**PROVIDED RECORDS**
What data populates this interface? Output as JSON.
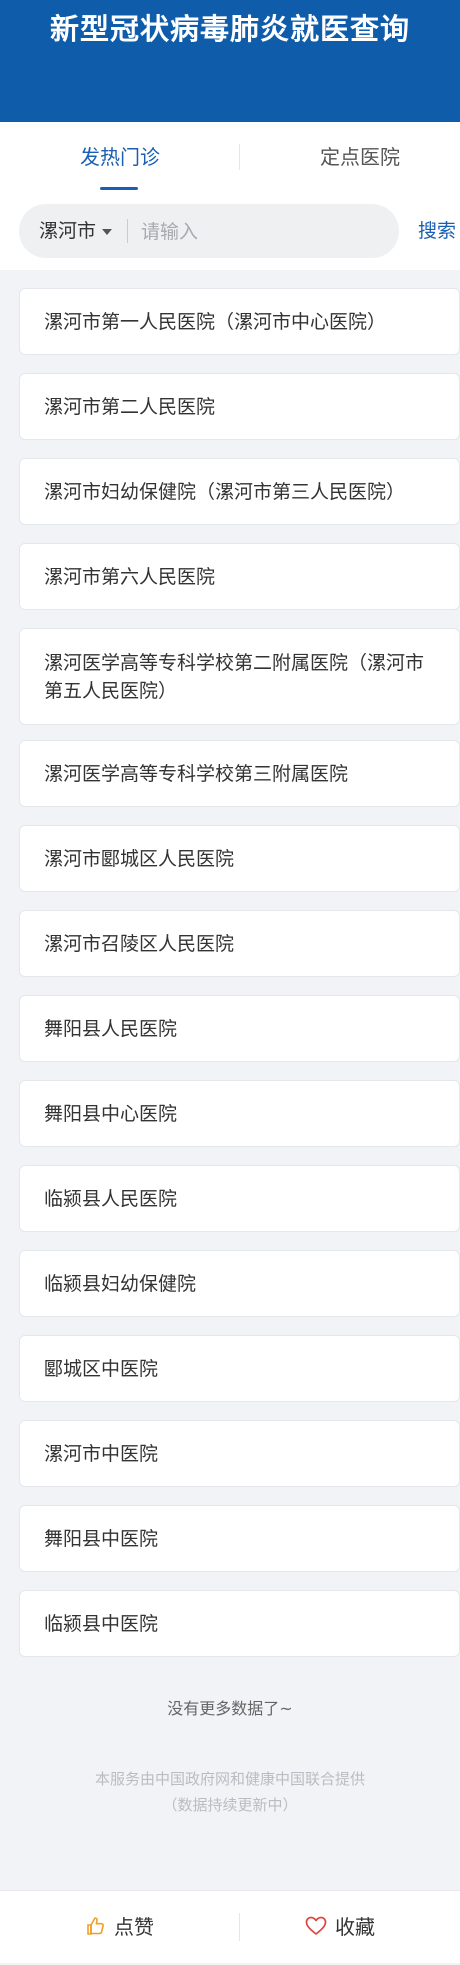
{
  "header": {
    "title": "新型冠状病毒肺炎就医查询"
  },
  "tabs": [
    {
      "label": "发热门诊",
      "active": true
    },
    {
      "label": "定点医院",
      "active": false
    }
  ],
  "search": {
    "city": "漯河市",
    "placeholder": "请输入",
    "button": "搜索"
  },
  "hospitals": [
    "漯河市第一人民医院（漯河市中心医院）",
    "漯河市第二人民医院",
    "漯河市妇幼保健院（漯河市第三人民医院）",
    "漯河市第六人民医院",
    "漯河医学高等专科学校第二附属医院（漯河市第五人民医院）",
    "漯河医学高等专科学校第三附属医院",
    "漯河市郾城区人民医院",
    "漯河市召陵区人民医院",
    "舞阳县人民医院",
    "舞阳县中心医院",
    "临颍县人民医院",
    "临颍县妇幼保健院",
    "郾城区中医院",
    "漯河市中医院",
    "舞阳县中医院",
    "临颍县中医院"
  ],
  "status": {
    "no_more": "没有更多数据了~"
  },
  "footer": {
    "line1": "本服务由中国政府网和健康中国联合提供",
    "line2": "（数据持续更新中）"
  },
  "bottom_bar": {
    "like_label": "点赞",
    "like_icon": "thumbs-up-icon",
    "favorite_label": "收藏",
    "favorite_icon": "heart-icon"
  },
  "colors": {
    "header_bg": "#0f5cab",
    "accent": "#1a5fb4",
    "page_bg": "#f1f3f6",
    "heart": "#e0443e",
    "thumb": "#f0a020"
  }
}
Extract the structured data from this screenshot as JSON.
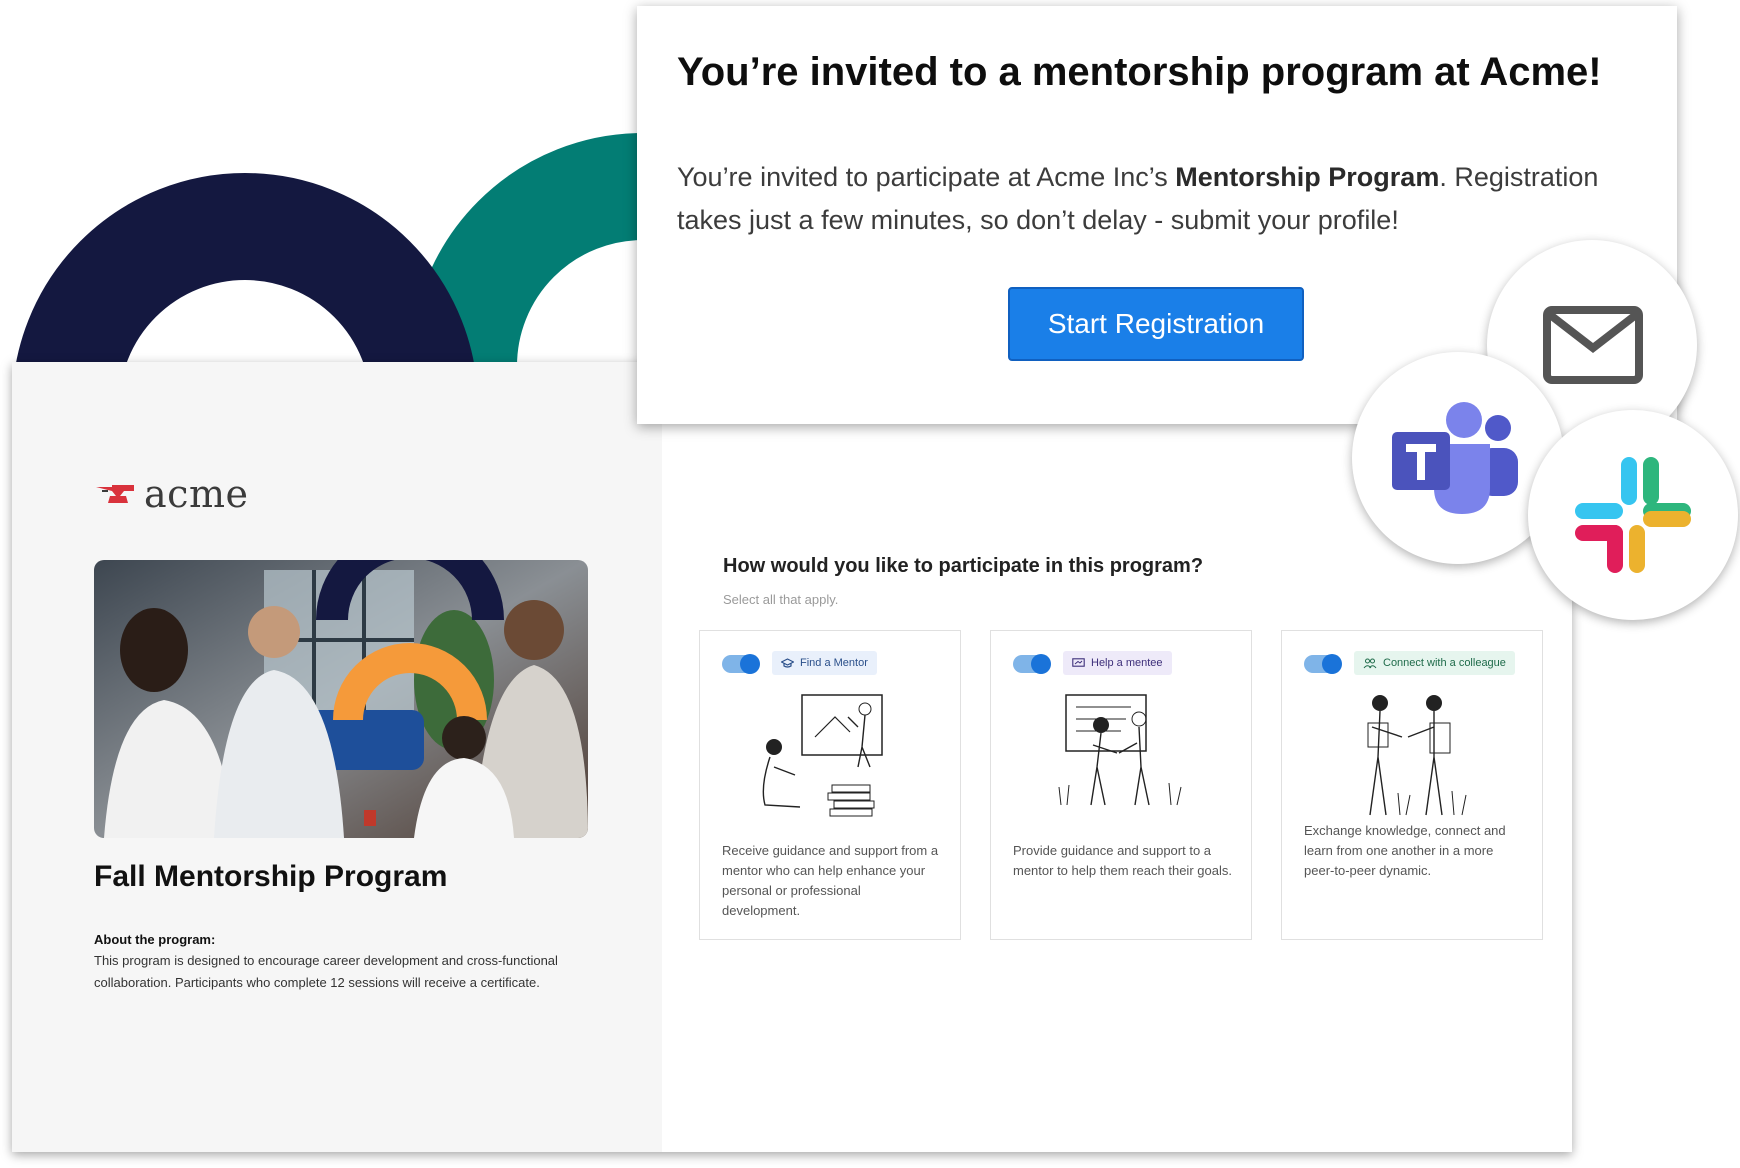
{
  "invitation": {
    "title": "You’re invited to a mentorship program at Acme!",
    "body_prefix": "You’re invited to participate at Acme Inc’s ",
    "body_bold": "Mentorship Program",
    "body_suffix": ". Registration takes just a few minutes, so don’t delay - submit your profile!",
    "cta_label": "Start Registration"
  },
  "brand": {
    "logo_text": "acme",
    "colors": {
      "navy": "#141840",
      "teal": "#037D74",
      "orange": "#F59A3A",
      "primary": "#1A7FE8",
      "logo_red": "#D9323C"
    }
  },
  "program": {
    "title": "Fall Mentorship Program",
    "about_heading": "About the program:",
    "about_body": "This program is designed to encourage career development and cross-functional collaboration. Participants who complete 12 sessions will receive a certificate."
  },
  "participation": {
    "question": "How would you like to participate in this program?",
    "hint": "Select all that apply.",
    "options": [
      {
        "label": "Find a Mentor",
        "icon": "graduation-cap-icon",
        "enabled": true,
        "description": "Receive guidance and support from a mentor who can help enhance your personal or professional development."
      },
      {
        "label": "Help a mentee",
        "icon": "presentation-icon",
        "enabled": true,
        "description": "Provide guidance and support to a mentor to help them reach their goals."
      },
      {
        "label": "Connect with a colleague",
        "icon": "people-icon",
        "enabled": true,
        "description": "Exchange knowledge, connect and learn from one another in a more peer-to-peer dynamic."
      }
    ]
  },
  "channels": [
    {
      "name": "email",
      "icon": "mail-icon"
    },
    {
      "name": "teams",
      "icon": "microsoft-teams-icon"
    },
    {
      "name": "slack",
      "icon": "slack-icon"
    }
  ]
}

**THE PROBLEM**
Copy each line that holds the word "title".

**EXERCISE RESPONSE**
    "title": "新型冠状病毒肺炎就医查询"
    "title": "You’re invited to a mentorship program at Acme!",
    "title": "Fall Mentorship Program",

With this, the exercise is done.